● **WHAT YOU NEED TO DO**
Would you restate all the data that follows, word for word?

(Extracted records)
_ _ _ _ _ _ _
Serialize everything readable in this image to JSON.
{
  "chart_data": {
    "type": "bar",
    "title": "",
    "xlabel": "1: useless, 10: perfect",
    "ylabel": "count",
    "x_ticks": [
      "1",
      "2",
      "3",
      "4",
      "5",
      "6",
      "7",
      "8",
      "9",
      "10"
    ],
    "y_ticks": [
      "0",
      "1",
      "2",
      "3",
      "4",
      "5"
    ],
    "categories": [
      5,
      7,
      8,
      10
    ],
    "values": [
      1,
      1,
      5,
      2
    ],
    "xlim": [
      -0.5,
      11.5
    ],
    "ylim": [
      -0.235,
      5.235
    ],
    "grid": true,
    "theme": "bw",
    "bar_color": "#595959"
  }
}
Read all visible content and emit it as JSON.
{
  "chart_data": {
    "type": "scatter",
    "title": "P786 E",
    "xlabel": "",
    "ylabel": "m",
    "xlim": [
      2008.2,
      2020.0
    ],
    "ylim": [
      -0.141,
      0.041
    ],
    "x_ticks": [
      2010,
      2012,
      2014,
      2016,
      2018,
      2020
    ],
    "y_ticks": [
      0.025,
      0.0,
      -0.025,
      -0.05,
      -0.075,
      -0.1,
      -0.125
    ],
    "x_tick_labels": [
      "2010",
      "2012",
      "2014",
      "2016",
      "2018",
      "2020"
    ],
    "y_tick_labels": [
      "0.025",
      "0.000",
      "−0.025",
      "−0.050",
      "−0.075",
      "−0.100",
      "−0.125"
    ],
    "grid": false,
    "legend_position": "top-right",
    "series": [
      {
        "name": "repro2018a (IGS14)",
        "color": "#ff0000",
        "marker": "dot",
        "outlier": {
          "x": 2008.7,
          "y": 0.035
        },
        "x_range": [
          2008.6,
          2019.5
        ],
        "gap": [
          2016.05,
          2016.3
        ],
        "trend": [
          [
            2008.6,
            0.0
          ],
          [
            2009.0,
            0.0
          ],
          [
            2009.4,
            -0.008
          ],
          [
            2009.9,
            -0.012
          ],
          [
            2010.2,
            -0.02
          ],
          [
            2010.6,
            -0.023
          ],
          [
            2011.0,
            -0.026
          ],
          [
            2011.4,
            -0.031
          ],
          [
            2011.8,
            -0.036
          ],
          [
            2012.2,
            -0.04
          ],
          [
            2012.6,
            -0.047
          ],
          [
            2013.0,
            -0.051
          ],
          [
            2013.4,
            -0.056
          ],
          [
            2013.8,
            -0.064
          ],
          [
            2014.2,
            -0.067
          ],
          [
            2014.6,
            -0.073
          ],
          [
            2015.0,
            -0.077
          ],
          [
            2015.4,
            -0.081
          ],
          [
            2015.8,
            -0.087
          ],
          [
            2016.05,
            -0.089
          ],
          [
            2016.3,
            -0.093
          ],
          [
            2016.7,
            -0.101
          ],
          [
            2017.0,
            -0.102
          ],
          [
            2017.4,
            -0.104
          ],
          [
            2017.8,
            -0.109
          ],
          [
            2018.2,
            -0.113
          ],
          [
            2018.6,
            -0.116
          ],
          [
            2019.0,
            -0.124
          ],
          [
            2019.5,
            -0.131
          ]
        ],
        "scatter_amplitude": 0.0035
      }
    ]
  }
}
_ _ _ _ _ _ _
● **RESULT OF THE EXERCISE**
Serialize everything readable in this image to JSON.
{
  "chart_data": {
    "type": "bar",
    "title": "",
    "xlabel": "1: useless, 10: perfect",
    "ylabel": "count",
    "x_ticks": [
      "1",
      "2",
      "3",
      "4",
      "5",
      "6",
      "7",
      "8",
      "9",
      "10"
    ],
    "y_ticks": [
      "0",
      "1",
      "2",
      "3",
      "4",
      "5"
    ],
    "categories": [
      5,
      7,
      8,
      10
    ],
    "values": [
      1,
      1,
      5,
      2
    ],
    "xlim": [
      -0.5,
      11.5
    ],
    "ylim": [
      -0.235,
      5.235
    ],
    "grid": true,
    "theme": "bw",
    "bar_color": "#595959"
  }
}
Read all visible content and emit it as JSON.
{
  "chart_data": {
    "type": "scatter",
    "title": "P786 E",
    "xlabel": "",
    "ylabel": "m",
    "xlim": [
      2008.2,
      2020.0
    ],
    "ylim": [
      -0.141,
      0.041
    ],
    "x_ticks": [
      2010,
      2012,
      2014,
      2016,
      2018,
      2020
    ],
    "y_ticks": [
      0.025,
      0.0,
      -0.025,
      -0.05,
      -0.075,
      -0.1,
      -0.125
    ],
    "x_tick_labels": [
      "2010",
      "2012",
      "2014",
      "2016",
      "2018",
      "2020"
    ],
    "y_tick_labels": [
      "0.025",
      "0.000",
      "−0.025",
      "−0.050",
      "−0.075",
      "−0.100",
      "−0.125"
    ],
    "grid": false,
    "legend_position": "top-right",
    "series": [
      {
        "name": "repro2018a (IGS14)",
        "color": "#ff0000",
        "marker": "dot",
        "outlier": {
          "x": 2008.7,
          "y": 0.035
        },
        "x_range": [
          2008.6,
          2019.5
        ],
        "gap": [
          2016.05,
          2016.3
        ],
        "trend": [
          [
            2008.6,
            0.0
          ],
          [
            2009.0,
            0.0
          ],
          [
            2009.4,
            -0.008
          ],
          [
            2009.9,
            -0.012
          ],
          [
            2010.2,
            -0.02
          ],
          [
            2010.6,
            -0.023
          ],
          [
            2011.0,
            -0.026
          ],
          [
            2011.4,
            -0.031
          ],
          [
            2011.8,
            -0.036
          ],
          [
            2012.2,
            -0.04
          ],
          [
            2012.6,
            -0.047
          ],
          [
            2013.0,
            -0.051
          ],
          [
            2013.4,
            -0.056
          ],
          [
            2013.8,
            -0.064
          ],
          [
            2014.2,
            -0.067
          ],
          [
            2014.6,
            -0.073
          ],
          [
            2015.0,
            -0.077
          ],
          [
            2015.4,
            -0.081
          ],
          [
            2015.8,
            -0.087
          ],
          [
            2016.05,
            -0.089
          ],
          [
            2016.3,
            -0.093
          ],
          [
            2016.7,
            -0.101
          ],
          [
            2017.0,
            -0.102
          ],
          [
            2017.4,
            -0.104
          ],
          [
            2017.8,
            -0.109
          ],
          [
            2018.2,
            -0.113
          ],
          [
            2018.6,
            -0.116
          ],
          [
            2019.0,
            -0.124
          ],
          [
            2019.5,
            -0.131
          ]
        ],
        "scatter_amplitude": 0.0035
      }
    ]
  }
}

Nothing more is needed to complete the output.